**Items:**
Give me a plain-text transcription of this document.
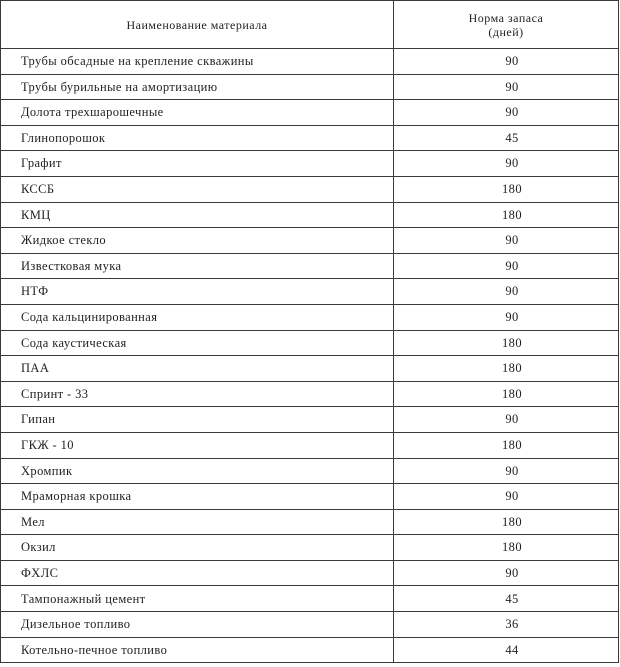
Наименование материала	Норма запаса
(дней)

Трубы обсадные на крепление скважины	90
Трубы бурильные на амортизацию	90
Долота трехшарошечные	90
Глинопорошок	45
Графит	90
КССБ	180
КМЦ	180
Жидкое стекло	90
Известковая мука	90
НТФ	90
Сода кальцинированная	90
Сода каустическая	180
ПАА	180
Спринт - 33	180
Гипан	90
ГКЖ - 10	180
Хромпик	90
Мраморная крошка	90
Мел	180
Окзил	180
ФХЛС	90
Тампонажный цемент	45
Дизельное топливо	36
Котельно-печное топливо	44
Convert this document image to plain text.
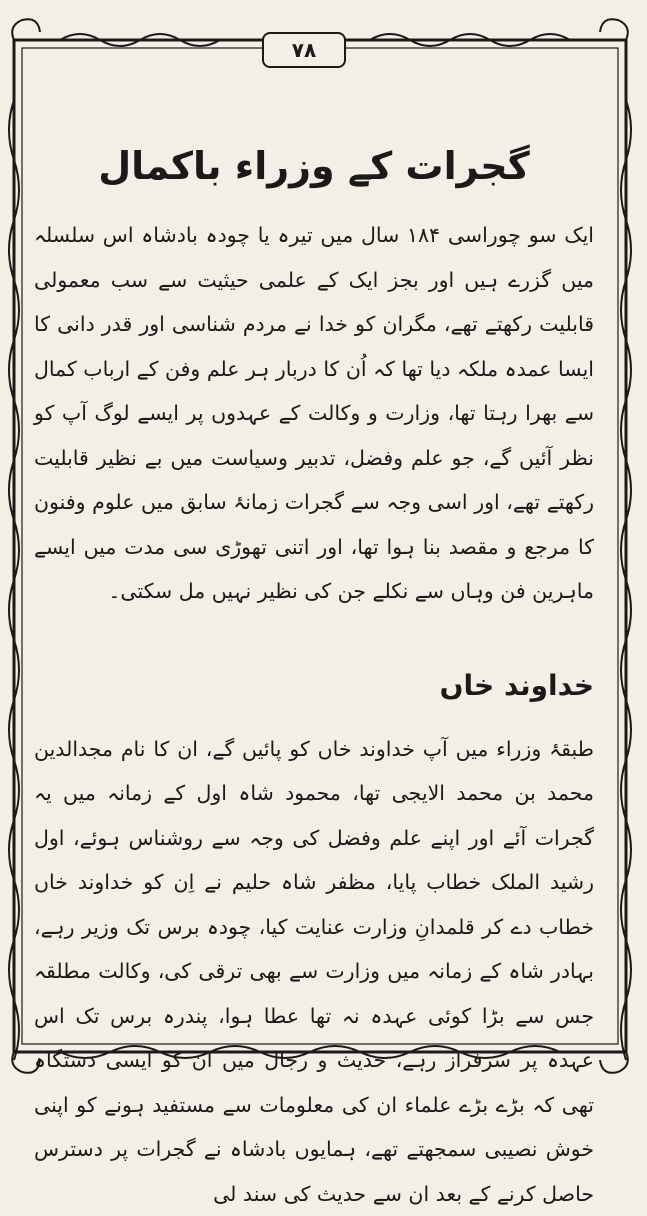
۷۸
گجرات کے وزراء باکمال

ایک سو چوراسی ۱۸۴ سال میں تیرہ یا چودہ بادشاہ اس سلسلہ میں گزرے ہیں اور بجز ایک کے علمی حیثیت سے سب معمولی قابلیت رکھتے تھے، مگران کو خدا نے مردم شناسی اور قدر دانی کا ایسا عمدہ ملکہ دیا تھا کہ اُن کا دربار ہر علم وفن کے ارباب کمال سے بھرا رہتا تھا، وزارت و وکالت کے عہدوں پر ایسے لوگ آپ کو نظر آئیں گے، جو علم وفضل، تدبیر وسیاست میں بے نظیر قابلیت رکھتے تھے، اور اسی وجہ سے گجرات زمانۂ سابق میں علوم وفنون کا مرجع و مقصد بنا ہوا تھا، اور اتنی تھوڑی سی مدت میں ایسے ماہرین فن وہاں سے نکلے جن کی نظیر نہیں مل سکتی۔

خداوند خاں

طبقۂ وزراء میں آپ خداوند خاں کو پائیں گے، ان کا نام مجدالدین محمد بن محمد الایجی تھا، محمود شاہ اول کے زمانہ میں یہ گجرات آئے اور اپنے علم وفضل کی وجہ سے روشناس ہوئے، اول رشید الملک خطاب پایا، مظفر شاہ حلیم نے اِن کو خداوند خاں خطاب دے کر قلمدانِ وزارت عنایت کیا، چودہ برس تک وزیر رہے، بہادر شاہ کے زمانہ میں وزارت سے بھی ترقی کی، وکالت مطلقہ جس سے بڑا کوئی عہدہ نہ تھا عطا ہوا، پندرہ برس تک اس عہدہ پر سرفراز رہے، حدیث و رجال میں ان کو ایسی دستگاہ تھی کہ بڑے بڑے علماء ان کی معلومات سے مستفید ہونے کو اپنی خوش نصیبی سمجھتے تھے، ہمایوں بادشاہ نے گجرات پر دسترس حاصل کرنے کے بعد ان سے حدیث کی سند لی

**Task instructions:** In the listing, find each line with the string "document" and copy it.

**Answer for the task:**
Give me a plain-text transcription of this document.
Convert this document image to plain text.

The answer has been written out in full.